╭─ DOCUMENT TEXT

Kids these days with their unholy justice October 28, 2021

One of our neighbors at Patheos Evangelical channel has another one of those posts about another one of those articles about another one of those surveys about younger people leaving [white] churches. Kids these days, he frets, are obsessed with “personal freedom for licentious behaviors and ideals.” That’s a weird way to spell justice.

The oddest thing about this post is that our friend basically agrees with the complaints of these young people he condemns as “worldly.” They say the church has a notion of divine and personal “holiness” that is incompatible with justice and goodness, and he says, Yep, you’ve got to choose between the two.

The muddled banalities of posts like this help to clarify the disagreement here. Our friend seems sure that every concern about justice — or, redundantly, “social justice” — is “worldly,” some secular ideology of secular origin poisoning the thinking of our youth. That’s a familiar refrain in that it’s exactly the accusation that was hurled at, for example, William Lloyd Garrison and Benjamin Lay, but it would still be baffling to any of the biblical writers who spoke of a contrast between “the world” and the reign of God.

The lecture here about holiness vs. “worldly” justice can’t be directed at the apostate youth of today without also being applied to Isaiah and Amos and Philip the Evangelist and Paul, all of whom articulated their angry contempt for any idea of “holiness” that tolerated injustice. The very same rejection of unjust “holiness” our friend condemns as “modern moral interpretation” can be found in the Bronze Age sermons of the prophets and in the first-century Gospels, Acts, and epistles, in which this supposedly “modern morality” is attributed, at various points, to every member of the Trinity.

Consider this statement from our friend’s post: “The moment we determine that scripture is unreliable on any moral issue, we will abandon its credibility on all of them.” That’s almost a perfect summary of the losing side in the shouting match between Peter and Paul. White American Gentile Christians making that argument are literally sawing off the grafted branch on which they’re sitting. And Paul gets so angry at their nonsense that he invites them to saw something else off as well.

“Look, here is water!” the Black queer Gentile says to Philip the Evangelist, “What is to prevent me from being baptized?” And modern, worldly Philip determines that scripture is unreliable on this moral issue. He determines that Deuteronomy 23 and its prohibition against eunuchs entering the assembly of the Lord are unreliable and irrelevant. He elevates his worldly standard of justice and love and unholy goodness and just baptizes the guy without a moment’s hesitation.

Philip and the eunuch had been reading together from the words of Isaiah — a particularly pernicious book for anyone like our friend who is offended by this modern morality of justice. So let’s turn to Isaiah here, to the very first chapter. Here it is in Eugene Peterson’s colloquial translation The Message. This is, Isaiah insists, the voice of God:

Listen to my Message,
you Sodom-schooled leaders.
Receive God’s revelation,
you Gomorrah-schooled people.
Why this frenzy of sacrifices?
God’s asking.
Don’t you think I’ve had my fill of burnt sacrifices,
rams and plump grain-fed calves?

╰─

§ **PROBLEMS TO SOLVE**
1. In the post about young people leaving churches, switch "justice" to "fairness" and give the stretch from "One of our neighbors" through "between the two.".
2. According to the post about young people leaving churches, which two historical figures faced the same accusation of being "worldly"?
3. Carry on the post about young people leaving churches from its last line.

╭─ INFORMATION PROVIDED

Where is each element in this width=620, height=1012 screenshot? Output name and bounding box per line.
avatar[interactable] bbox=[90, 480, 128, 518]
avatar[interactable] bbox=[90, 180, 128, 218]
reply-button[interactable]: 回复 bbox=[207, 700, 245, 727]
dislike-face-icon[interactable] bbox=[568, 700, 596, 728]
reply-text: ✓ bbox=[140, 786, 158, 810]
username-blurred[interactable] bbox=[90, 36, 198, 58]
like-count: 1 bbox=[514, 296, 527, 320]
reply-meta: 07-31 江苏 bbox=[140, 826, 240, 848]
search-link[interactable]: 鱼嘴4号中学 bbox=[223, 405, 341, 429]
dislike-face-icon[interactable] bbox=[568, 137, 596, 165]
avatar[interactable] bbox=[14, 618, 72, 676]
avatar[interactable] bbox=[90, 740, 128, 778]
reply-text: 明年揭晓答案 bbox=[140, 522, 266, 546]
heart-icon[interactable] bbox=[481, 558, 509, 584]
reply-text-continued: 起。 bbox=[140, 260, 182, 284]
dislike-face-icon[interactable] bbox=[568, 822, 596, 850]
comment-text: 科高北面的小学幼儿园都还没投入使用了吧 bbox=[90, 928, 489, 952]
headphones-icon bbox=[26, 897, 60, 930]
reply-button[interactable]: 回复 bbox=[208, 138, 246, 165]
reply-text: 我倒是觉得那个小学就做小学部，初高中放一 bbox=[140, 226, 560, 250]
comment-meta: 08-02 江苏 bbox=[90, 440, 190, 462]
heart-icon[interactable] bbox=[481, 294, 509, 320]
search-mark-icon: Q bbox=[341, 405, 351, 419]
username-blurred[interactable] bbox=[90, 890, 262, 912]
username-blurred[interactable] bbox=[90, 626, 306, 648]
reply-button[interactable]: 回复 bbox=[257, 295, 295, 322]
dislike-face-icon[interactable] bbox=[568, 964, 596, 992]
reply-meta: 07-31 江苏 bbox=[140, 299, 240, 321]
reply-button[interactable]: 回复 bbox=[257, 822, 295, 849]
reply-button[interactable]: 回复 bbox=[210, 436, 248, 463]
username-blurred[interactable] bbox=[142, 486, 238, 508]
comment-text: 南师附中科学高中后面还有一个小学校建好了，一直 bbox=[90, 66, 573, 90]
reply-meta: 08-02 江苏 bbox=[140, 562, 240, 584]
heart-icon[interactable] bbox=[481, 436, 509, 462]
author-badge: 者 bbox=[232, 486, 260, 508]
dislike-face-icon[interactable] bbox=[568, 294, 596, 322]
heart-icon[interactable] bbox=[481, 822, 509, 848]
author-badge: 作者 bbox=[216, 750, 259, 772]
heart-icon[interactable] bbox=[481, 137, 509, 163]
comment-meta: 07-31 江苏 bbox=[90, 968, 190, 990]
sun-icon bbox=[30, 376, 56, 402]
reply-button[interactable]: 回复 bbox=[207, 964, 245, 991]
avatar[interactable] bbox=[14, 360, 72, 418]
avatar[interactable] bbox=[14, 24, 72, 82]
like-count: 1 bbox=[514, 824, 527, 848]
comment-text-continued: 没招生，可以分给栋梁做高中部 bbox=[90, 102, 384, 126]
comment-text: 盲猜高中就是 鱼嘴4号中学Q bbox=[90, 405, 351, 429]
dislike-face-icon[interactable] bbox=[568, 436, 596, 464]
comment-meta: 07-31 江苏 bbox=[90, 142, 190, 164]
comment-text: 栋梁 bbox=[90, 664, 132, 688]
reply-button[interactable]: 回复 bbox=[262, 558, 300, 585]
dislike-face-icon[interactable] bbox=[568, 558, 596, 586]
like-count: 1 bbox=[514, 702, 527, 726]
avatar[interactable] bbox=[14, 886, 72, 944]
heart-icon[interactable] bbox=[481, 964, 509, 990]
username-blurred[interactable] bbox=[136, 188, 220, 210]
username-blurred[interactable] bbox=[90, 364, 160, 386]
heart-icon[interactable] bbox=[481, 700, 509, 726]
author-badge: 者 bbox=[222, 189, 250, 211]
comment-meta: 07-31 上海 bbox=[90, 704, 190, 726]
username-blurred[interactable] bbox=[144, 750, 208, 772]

╰─

§ **EXERCISE RESPONSES**
1.
One of our neighbors at Patheos Evangelical channel has another one of those posts about another one of those articles about another one of those surveys about younger people leaving [white] churches. Kids these days, he frets, are obsessed with “personal freedom for licentious behaviors and ideals.” That’s a weird way to spell fairness.

The oddest thing about this post is that our friend basically agrees with the complaints of these young people he condemns as “worldly.” They say the church has a notion of divine and personal “holiness” that is incompatible with fairness and goodness, and he says, Yep, you’ve got to choose between the two.

2. William Lloyd Garrison and Benjamin Lay.

3.
Don’t you think I’ve had my fill
of blood from bulls, lambs, and goats?
When you come before me,
whoever gave you the idea of acting like this,
Running here and there, doing this and that—
all this sheer commotion in the place provided for worship?
Quit your worship charades.
I can’t stand your trivial religious games:
Monthly conferences, weekly Sabbaths, special meetings—
meetings, meetings, meetings—I can’t stand one more!
Meetings for this, meetings for that. I hate them!
You’ve worn me out!
I’m sick of your religion, religion, religion,
while you go right on sinning.
When you put on your next prayer-performance,
I’ll be looking the other way.
No matter how long or loud or often you pray,
I’ll not be listening.
And do you know why? Because you’ve been tearing
people to pieces, and your hands are bloody.
Go home and wash up.
Clean up your act.
Sweep your lives clean of your evildoings
so I don’t have to look at them any longer.
Say no to wrong.
Learn to do good.
Work for justice.
Help the down-and-out.
Stand up for the homeless.
Go to bat for the defenseless.

That passage, Isaiah 1:10-17, is everything that needs to be said to any church or denomination worrying about the young people leaving “in droves,” or about “the rise of the nones,” or about “exvangelicals.”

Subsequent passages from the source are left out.